What is being asked: Repeat every record below exactly, omitting any pictures.
==== Task data
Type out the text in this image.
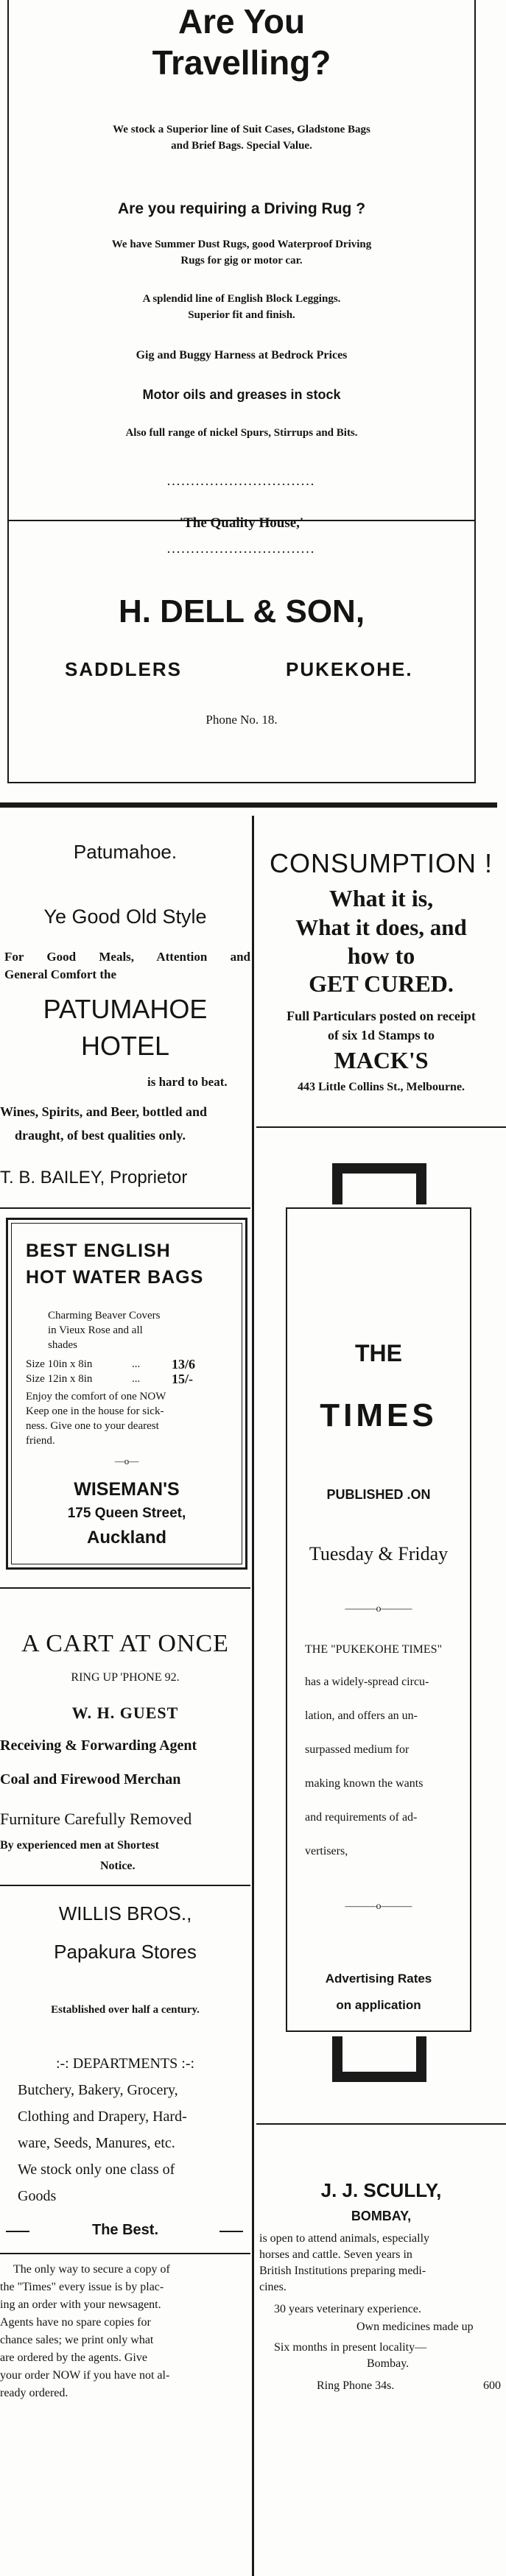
Are You
Travelling?
We stock a Superior line of Suit Cases, Gladstone Bags
and Brief Bags. Special Value.
Are you requiring a Driving Rug ?
We have Summer Dust Rugs, good Waterproof Driving
Rugs for gig or motor car.
A splendid line of English Block Leggings.
Superior fit and finish.
Gig and Buggy Harness at Bedrock Prices
Motor oils and greases in stock
Also full range of nickel Spurs, Stirrups and Bits.
...............................
'The Quality House,'
...............................
H. DELL & SON,
SADDLERS	PUKEKOHE.
Phone No. 18.
Patumahoe.
Ye Good Old Style
For Good Meals, Attention and
General Comfort the
PATUMAHOE
HOTEL
is hard to beat.
Wines, Spirits, and Beer, bottled and
draught, of best qualities only.
T. B. BAILEY, Proprietor
CONSUMPTION !
What it is,
What it does, and
how to
GET CURED.
Full Particulars posted on receipt
of six 1d Stamps to
MACK'S
443 Little Collins St., Melbourne.
THE
TIMES
PUBLISHED .ON
Tuesday & Friday
———o———
THE "PUKEKOHE TIMES"
has a widely-spread circu-
lation, and offers an un-
surpassed medium for
making known the wants
and requirements of ad-
vertisers,
———o———
Advertising Rates
on application
BEST ENGLISH
HOT WATER BAGS
Charming Beaver Covers
in Vieux Rose and all
shades
Size 10in x 8in	... 13/6
Size 12in x 8in	... 15/-
Enjoy the comfort of one NOW
Keep one in the house for sick-
ness. Give one to your dearest
friend.
—o—
WISEMAN'S
175 Queen Street,
Auckland
A CART AT ONCE
RING UP 'PHONE 92.
W. H. GUEST
Receiving & Forwarding Agent
Coal and Firewood Merchan
Furniture Carefully Removed
By experienced men at Shortest
Notice.
WILLIS BROS.,
Papakura Stores
Established over half a century.
:-: DEPARTMENTS :-:
Butchery, Bakery, Grocery,
Clothing and Drapery, Hard-
ware, Seeds, Manures, etc.
We stock only one class of
Goods
The Best.
The only way to secure a copy of
the "Times" every issue is by plac-
ing an order with your newsagent.
Agents have no spare copies for
chance sales; we print only what
are ordered by the agents. Give
your order NOW if you have not al-
ready ordered.
J. J. SCULLY,
BOMBAY,
is open to attend animals, especially
horses and cattle. Seven years in
British Institutions preparing medi-
cines.
30 years veterinary experience.
Own medicines made up
Six months in present locality—
Bombay.
Ring Phone 34s.	600
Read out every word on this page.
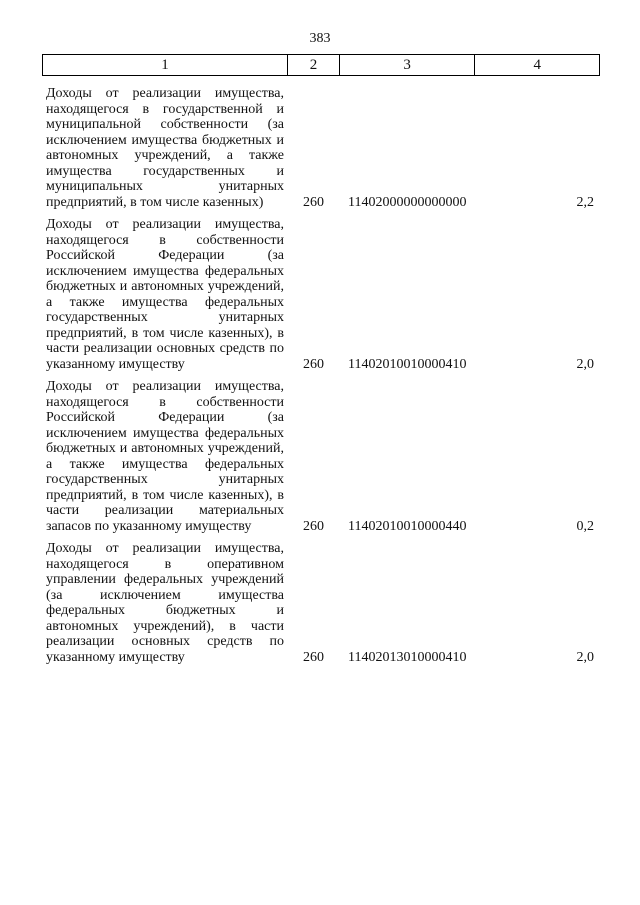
383
1	2	3	4
Доходы от реализации имущества, находящегося в государственной и муниципальной собственности (за исключением имущества бюджетных и автономных учреждений, а также имущества государственных и муниципальных унитарных предприятий, в том числе казенных)	260 11402000000000000	2,2
Доходы от реализации имущества, находящегося в собственности Российской Федерации (за исключением имущества федеральных бюджетных и автономных учреждений, а также имущества федеральных государственных унитарных предприятий, в том числе казенных), в части реализации основных средств по указанному имуществу	260 11402010010000410	2,0
Доходы от реализации имущества, находящегося в собственности Российской Федерации (за исключением имущества федеральных бюджетных и автономных учреждений, а также имущества федеральных государственных унитарных предприятий, в том числе казенных), в части реализации материальных запасов по указанному имуществу	260 11402010010000440	0,2
Доходы от реализации имущества, находящегося в оперативном управлении федеральных учреждений (за исключением имущества федеральных бюджетных и автономных учреждений), в части реализации основных средств по указанному имуществу	260 11402013010000410	2,0
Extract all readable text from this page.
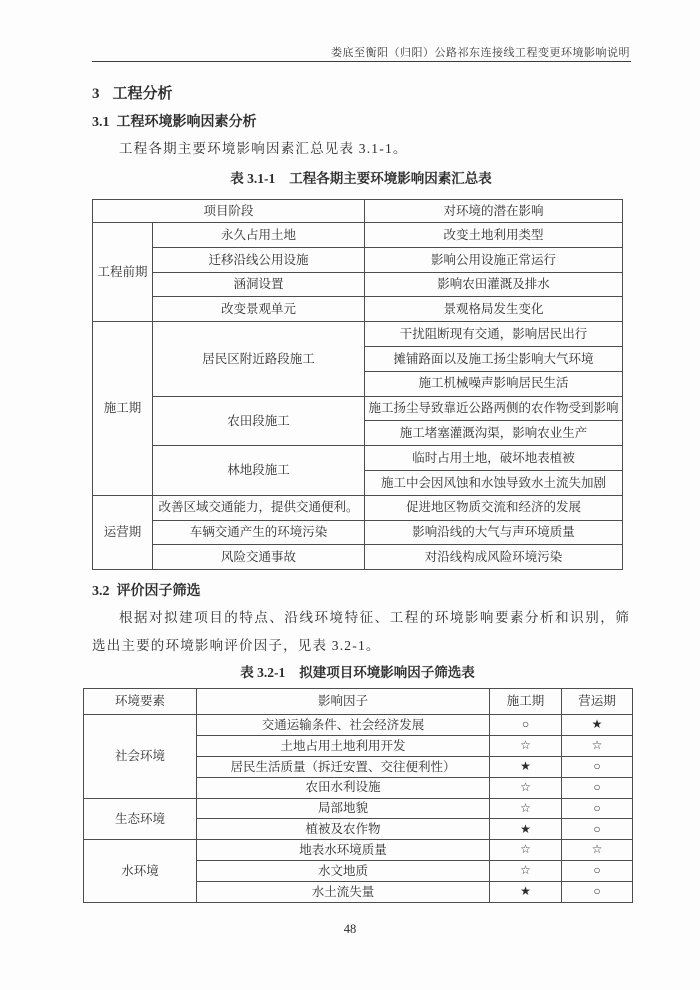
娄底至衡阳（归阳）公路祁东连接线工程变更环境影响说明
3 工程分析
3.1 工程环境影响因素分析

工程各期主要环境影响因素汇总见表 3.1-1。

表 3.1-1 工程各期主要环境影响因素汇总表
项目阶段		对环境的潜在影响
工程前期	永久占用土地	改变土地利用类型
	迁移沿线公用设施	影响公用设施正常运行
	涵洞设置	影响农田灌溉及排水
	改变景观单元	景观格局发生变化
施工期	居民区附近路段施工	干扰阻断现有交通，影响居民出行
		摊铺路面以及施工扬尘影响大气环境
		施工机械噪声影响居民生活
	农田段施工	施工扬尘导致靠近公路两侧的农作物受到影响
		施工堵塞灌溉沟渠，影响农业生产
	林地段施工	临时占用土地，破坏地表植被
		施工中会因风蚀和水蚀导致水土流失加剧
运营期	改善区域交通能力，提供交通便利。	促进地区物质交流和经济的发展
	车辆交通产生的环境污染	影响沿线的大气与声环境质量
	风险交通事故	对沿线构成风险环境污染
3.2 评价因子筛选

根据对拟建项目的特点、沿线环境特征、工程的环境影响要素分析和识别，筛选出主要的环境影响评价因子，见表 3.2-1。

表 3.2-1 拟建项目环境影响因子筛选表
环境要素	影响因子	施工期	营运期
社会环境	交通运输条件、社会经济发展	○	★
	土地占用土地利用开发	☆	☆
	居民生活质量（拆迁安置、交往便利性）	★	○
	农田水利设施	☆	○
生态环境	局部地貌	☆	○
	植被及农作物	★	○
水环境	地表水环境质量	☆	☆
	水文地质	☆	○
	水土流失量	★	○
48
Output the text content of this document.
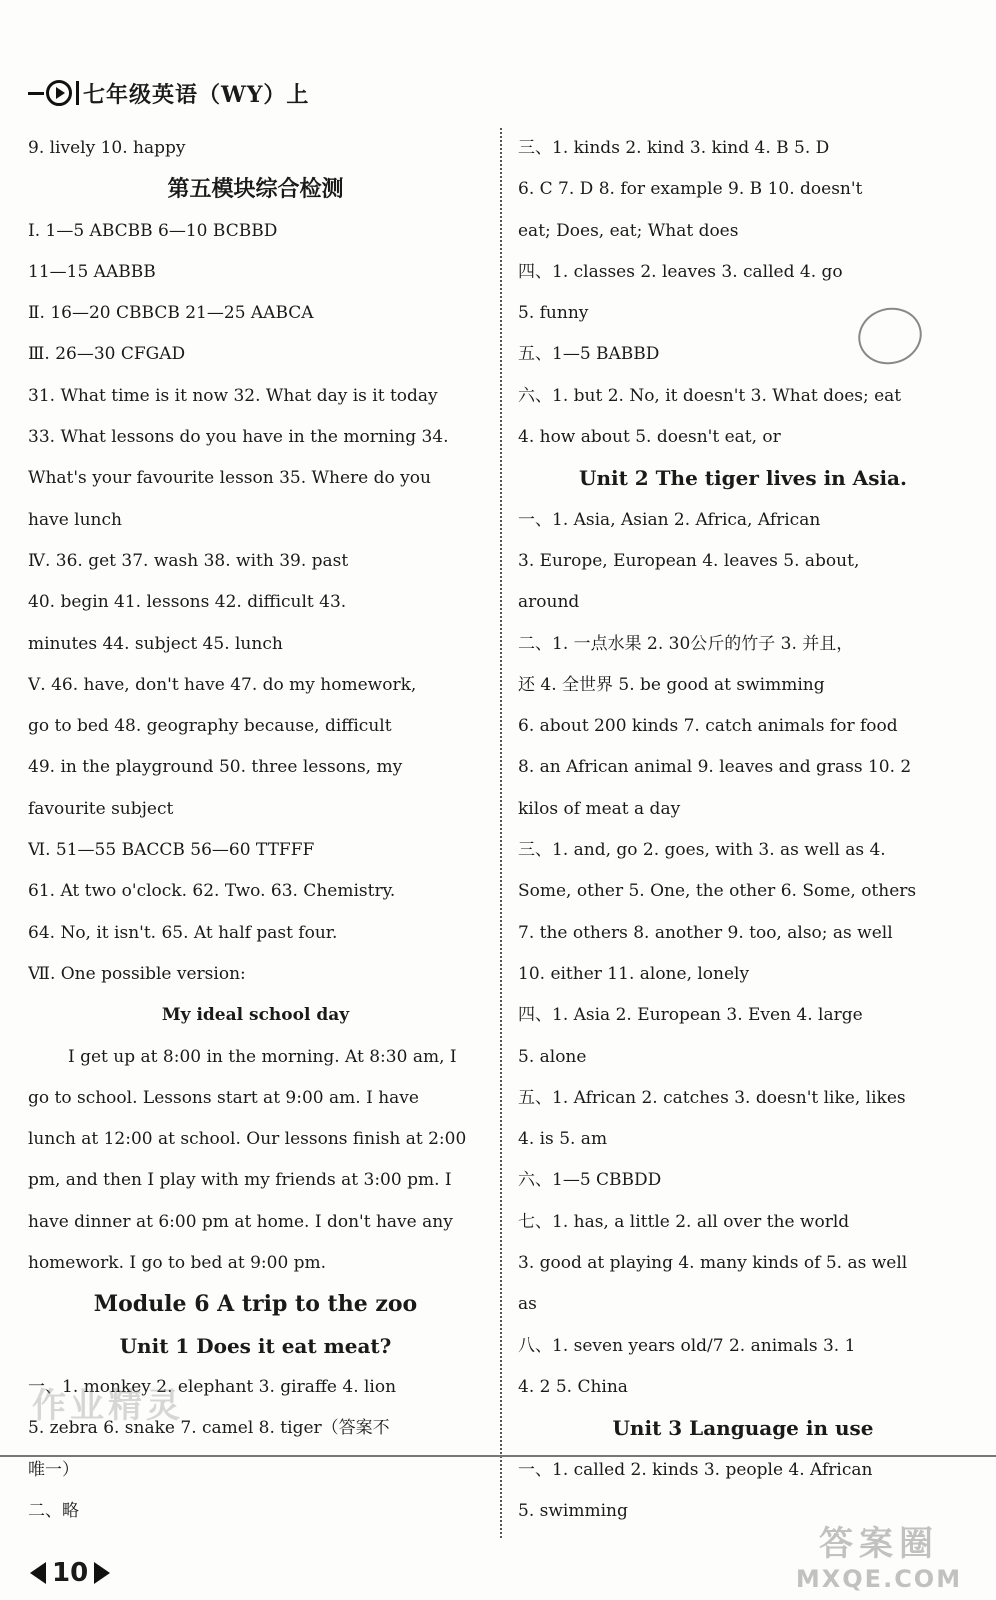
七年级英语（WY）上
9. lively 10. happy
第五模块综合检测
Ⅰ. 1—5 ABCBB 6—10 BCBBD
11—15 AABBB
Ⅱ. 16—20 CBBCB 21—25 AABCA
Ⅲ. 26—30 CFGAD
31. What time is it now 32. What day is it today
33. What lessons do you have in the morning 34.
What's your favourite lesson 35. Where do you
have lunch
Ⅳ. 36. get 37. wash 38. with 39. past
40. begin 41. lessons 42. difficult 43.
minutes 44. subject 45. lunch
Ⅴ. 46. have, don't have 47. do my homework,
go to bed 48. geography because, difficult
49. in the playground 50. three lessons, my
favourite subject
Ⅵ. 51—55 BACCB 56—60 TTFFF
61. At two o'clock. 62. Two. 63. Chemistry.
64. No, it isn't. 65. At half past four.
Ⅶ. One possible version:
My ideal school day
I get up at 8:00 in the morning. At 8:30 am, I
go to school. Lessons start at 9:00 am. I have
lunch at 12:00 at school. Our lessons finish at 2:00
pm, and then I play with my friends at 3:00 pm. I
have dinner at 6:00 pm at home. I don't have any
homework. I go to bed at 9:00 pm.
Module 6 A trip to the zoo
Unit 1 Does it eat meat?
一、1. monkey 2. elephant 3. giraffe 4. lion
5. zebra 6. snake 7. camel 8. tiger（答案不
唯一）
二、略
三、1. kinds 2. kind 3. kind 4. B 5. D
6. C 7. D 8. for example 9. B 10. doesn't
eat; Does, eat; What does
四、1. classes 2. leaves 3. called 4. go
5. funny
五、1—5 BABBD
六、1. but 2. No, it doesn't 3. What does; eat
4. how about 5. doesn't eat, or
Unit 2 The tiger lives in Asia.
一、1. Asia, Asian 2. Africa, African
3. Europe, European 4. leaves 5. about,
around
二、1. 一点水果 2. 30公斤的竹子 3. 并且，
还 4. 全世界 5. be good at swimming
6. about 200 kinds 7. catch animals for food
8. an African animal 9. leaves and grass 10. 2
kilos of meat a day
三、1. and, go 2. goes, with 3. as well as 4.
Some, other 5. One, the other 6. Some, others
7. the others 8. another 9. too, also; as well
10. either 11. alone, lonely
四、1. Asia 2. European 3. Even 4. large
5. alone
五、1. African 2. catches 3. doesn't like, likes
4. is 5. am
六、1—5 CBBDD
七、1. has, a little 2. all over the world
3. good at playing 4. many kinds of 5. as well
as
八、1. seven years old/7 2. animals 3. 1
4. 2 5. China
Unit 3 Language in use
一、1. called 2. kinds 3. people 4. African
5. swimming
10
作业精灵
答案圈
MXQE.COM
========
Answer to this exercise:
Type out the text in this image.
Are You
Travelling?
We stock a Superior line of Suit Cases, Gladstone Bags
and Brief Bags. Special Value.
Are you requiring a Driving Rug ?
We have Summer Dust Rugs, good Waterproof Driving
Rugs for gig or motor car.
A splendid line of English Block Leggings.
Superior fit and finish.
Gig and Buggy Harness at Bedrock Prices
Motor oils and greases in stock
Also full range of nickel Spurs, Stirrups and Bits.
...............................
'The Quality House,'
...............................
H. DELL & SON,
SADDLERS	PUKEKOHE.
Phone No. 18.
Patumahoe.
Ye Good Old Style
For Good Meals, Attention and
General Comfort the
PATUMAHOE
HOTEL
is hard to beat.
Wines, Spirits, and Beer, bottled and
draught, of best qualities only.
T. B. BAILEY, Proprietor
CONSUMPTION !
What it is,
What it does, and
how to
GET CURED.
Full Particulars posted on receipt
of six 1d Stamps to
MACK'S
443 Little Collins St., Melbourne.
THE
TIMES
PUBLISHED .ON
Tuesday & Friday
———o———
THE "PUKEKOHE TIMES"
has a widely-spread circu-
lation, and offers an un-
surpassed medium for
making known the wants
and requirements of ad-
vertisers,
———o———
Advertising Rates
on application
BEST ENGLISH
HOT WATER BAGS
Charming Beaver Covers
in Vieux Rose and all
shades
Size 10in x 8in	... 13/6
Size 12in x 8in	... 15/-
Enjoy the comfort of one NOW
Keep one in the house for sick-
ness. Give one to your dearest
friend.
—o—
WISEMAN'S
175 Queen Street,
Auckland
A CART AT ONCE
RING UP 'PHONE 92.
W. H. GUEST
Receiving & Forwarding Agent
Coal and Firewood Merchan
Furniture Carefully Removed
By experienced men at Shortest
Notice.
WILLIS BROS.,
Papakura Stores
Established over half a century.
:-: DEPARTMENTS :-:
Butchery, Bakery, Grocery,
Clothing and Drapery, Hard-
ware, Seeds, Manures, etc.
We stock only one class of
Goods
The Best.
The only way to secure a copy of
the "Times" every issue is by plac-
ing an order with your newsagent.
Agents have no spare copies for
chance sales; we print only what
are ordered by the agents. Give
your order NOW if you have not al-
ready ordered.
J. J. SCULLY,
BOMBAY,
is open to attend animals, especially
horses and cattle. Seven years in
British Institutions preparing medi-
cines.
30 years veterinary experience.
Own medicines made up
Six months in present locality—
Bombay.
Ring Phone 34s.	600
Read out every word on this page.
383
1	2	3	4
Доходы от реализации имущества, находящегося в государственной и муниципальной собственности (за исключением имущества бюджетных и автономных учреждений, а также имущества государственных и муниципальных унитарных предприятий, в том числе казенных)	260 11402000000000000	2,2
Доходы от реализации имущества, находящегося в собственности Российской Федерации (за исключением имущества федеральных бюджетных и автономных учреждений, а также имущества федеральных государственных унитарных предприятий, в том числе казенных), в части реализации основных средств по указанному имуществу	260 11402010010000410	2,0
Доходы от реализации имущества, находящегося в собственности Российской Федерации (за исключением имущества федеральных бюджетных и автономных учреждений, а также имущества федеральных государственных унитарных предприятий, в том числе казенных), в части реализации материальных запасов по указанному имуществу	260 11402010010000440	0,2
Доходы от реализации имущества, находящегося в оперативном управлении федеральных учреждений (за исключением имущества федеральных бюджетных и автономных учреждений), в части реализации основных средств по указанному имуществу	260 11402013010000410	2,0
Extract all readable text from this page.
娄底至衡阳（归阳）公路祁东连接线工程变更环境影响说明
3 工程分析
3.1 工程环境影响因素分析

工程各期主要环境影响因素汇总见表 3.1-1。

表 3.1-1 工程各期主要环境影响因素汇总表
项目阶段		对环境的潜在影响
工程前期	永久占用土地	改变土地利用类型
	迁移沿线公用设施	影响公用设施正常运行
	涵洞设置	影响农田灌溉及排水
	改变景观单元	景观格局发生变化
施工期	居民区附近路段施工	干扰阻断现有交通，影响居民出行
		摊铺路面以及施工扬尘影响大气环境
		施工机械噪声影响居民生活
	农田段施工	施工扬尘导致靠近公路两侧的农作物受到影响
		施工堵塞灌溉沟渠，影响农业生产
	林地段施工	临时占用土地，破坏地表植被
		施工中会因风蚀和水蚀导致水土流失加剧
运营期	改善区域交通能力，提供交通便利。	促进地区物质交流和经济的发展
	车辆交通产生的环境污染	影响沿线的大气与声环境质量
	风险交通事故	对沿线构成风险环境污染
3.2 评价因子筛选

根据对拟建项目的特点、沿线环境特征、工程的环境影响要素分析和识别，筛选出主要的环境影响评价因子，见表 3.2-1。

表 3.2-1 拟建项目环境影响因子筛选表
环境要素	影响因子	施工期	营运期
社会环境	交通运输条件、社会经济发展	○	★
	土地占用土地利用开发	☆	☆
	居民生活质量（拆迁安置、交往便利性）	★	○
	农田水利设施	☆	○
生态环境	局部地貌	☆	○
	植被及农作物	★	○
水环境	地表水环境质量	☆	☆
	水文地质	☆	○
	水土流失量	★	○
48
Output the text content of this document.
七年级英语（WY）上
9. lively 10. happy
第五模块综合检测
Ⅰ. 1—5 ABCBB 6—10 BCBBD
11—15 AABBB
Ⅱ. 16—20 CBBCB 21—25 AABCA
Ⅲ. 26—30 CFGAD
31. What time is it now 32. What day is it today
33. What lessons do you have in the morning 34.
What's your favourite lesson 35. Where do you
have lunch
Ⅳ. 36. get 37. wash 38. with 39. past
40. begin 41. lessons 42. difficult 43.
minutes 44. subject 45. lunch
Ⅴ. 46. have, don't have 47. do my homework,
go to bed 48. geography because, difficult
49. in the playground 50. three lessons, my
favourite subject
Ⅵ. 51—55 BACCB 56—60 TTFFF
61. At two o'clock. 62. Two. 63. Chemistry.
64. No, it isn't. 65. At half past four.
Ⅶ. One possible version:
My ideal school day
I get up at 8:00 in the morning. At 8:30 am, I
go to school. Lessons start at 9:00 am. I have
lunch at 12:00 at school. Our lessons finish at 2:00
pm, and then I play with my friends at 3:00 pm. I
have dinner at 6:00 pm at home. I don't have any
homework. I go to bed at 9:00 pm.
Module 6 A trip to the zoo
Unit 1 Does it eat meat?
一、1. monkey 2. elephant 3. giraffe 4. lion
5. zebra 6. snake 7. camel 8. tiger（答案不
唯一）
二、略
三、1. kinds 2. kind 3. kind 4. B 5. D
6. C 7. D 8. for example 9. B 10. doesn't
eat; Does, eat; What does
四、1. classes 2. leaves 3. called 4. go
5. funny
五、1—5 BABBD
六、1. but 2. No, it doesn't 3. What does; eat
4. how about 5. doesn't eat, or
Unit 2 The tiger lives in Asia.
一、1. Asia, Asian 2. Africa, African
3. Europe, European 4. leaves 5. about,
around
二、1. 一点水果 2. 30公斤的竹子 3. 并且，
还 4. 全世界 5. be good at swimming
6. about 200 kinds 7. catch animals for food
8. an African animal 9. leaves and grass 10. 2
kilos of meat a day
三、1. and, go 2. goes, with 3. as well as 4.
Some, other 5. One, the other 6. Some, others
7. the others 8. another 9. too, also; as well
10. either 11. alone, lonely
四、1. Asia 2. European 3. Even 4. large
5. alone
五、1. African 2. catches 3. doesn't like, likes
4. is 5. am
六、1—5 CBBDD
七、1. has, a little 2. all over the world
3. good at playing 4. many kinds of 5. as well
as
八、1. seven years old/7 2. animals 3. 1
4. 2 5. China
Unit 3 Language in use
一、1. called 2. kinds 3. people 4. African
5. swimming
10
作业精灵
答案圈
MXQE.COM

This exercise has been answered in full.